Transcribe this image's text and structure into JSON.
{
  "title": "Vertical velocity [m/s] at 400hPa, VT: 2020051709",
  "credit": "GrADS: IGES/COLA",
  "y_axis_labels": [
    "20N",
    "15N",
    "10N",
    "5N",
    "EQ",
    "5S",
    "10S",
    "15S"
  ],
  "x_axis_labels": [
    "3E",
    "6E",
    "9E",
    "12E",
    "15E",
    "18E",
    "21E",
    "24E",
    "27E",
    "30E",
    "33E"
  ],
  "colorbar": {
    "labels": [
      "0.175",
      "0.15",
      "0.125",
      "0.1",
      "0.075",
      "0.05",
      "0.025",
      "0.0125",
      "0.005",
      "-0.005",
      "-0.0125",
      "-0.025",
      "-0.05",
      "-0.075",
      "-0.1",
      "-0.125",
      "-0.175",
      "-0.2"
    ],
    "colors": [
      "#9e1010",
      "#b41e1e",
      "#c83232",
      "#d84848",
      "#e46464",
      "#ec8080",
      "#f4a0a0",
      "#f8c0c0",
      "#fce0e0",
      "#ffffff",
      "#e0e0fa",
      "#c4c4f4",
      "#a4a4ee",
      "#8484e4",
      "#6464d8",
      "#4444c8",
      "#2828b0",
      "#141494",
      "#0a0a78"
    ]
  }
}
□ □ □ □ □ □ □
Exercise =>
Each entry above needs to be retyped exactly.

Response to this task =>
Transcribe this image's text and structure into JSON.
{
  "title": "Vertical velocity [m/s] at 400hPa, VT: 2020051709",
  "credit": "GrADS: IGES/COLA",
  "y_axis_labels": [
    "20N",
    "15N",
    "10N",
    "5N",
    "EQ",
    "5S",
    "10S",
    "15S"
  ],
  "x_axis_labels": [
    "3E",
    "6E",
    "9E",
    "12E",
    "15E",
    "18E",
    "21E",
    "24E",
    "27E",
    "30E",
    "33E"
  ],
  "colorbar": {
    "labels": [
      "0.175",
      "0.15",
      "0.125",
      "0.1",
      "0.075",
      "0.05",
      "0.025",
      "0.0125",
      "0.005",
      "-0.005",
      "-0.0125",
      "-0.025",
      "-0.05",
      "-0.075",
      "-0.1",
      "-0.125",
      "-0.175",
      "-0.2"
    ],
    "colors": [
      "#9e1010",
      "#b41e1e",
      "#c83232",
      "#d84848",
      "#e46464",
      "#ec8080",
      "#f4a0a0",
      "#f8c0c0",
      "#fce0e0",
      "#ffffff",
      "#e0e0fa",
      "#c4c4f4",
      "#a4a4ee",
      "#8484e4",
      "#6464d8",
      "#4444c8",
      "#2828b0",
      "#141494",
      "#0a0a78"
    ]
  }
}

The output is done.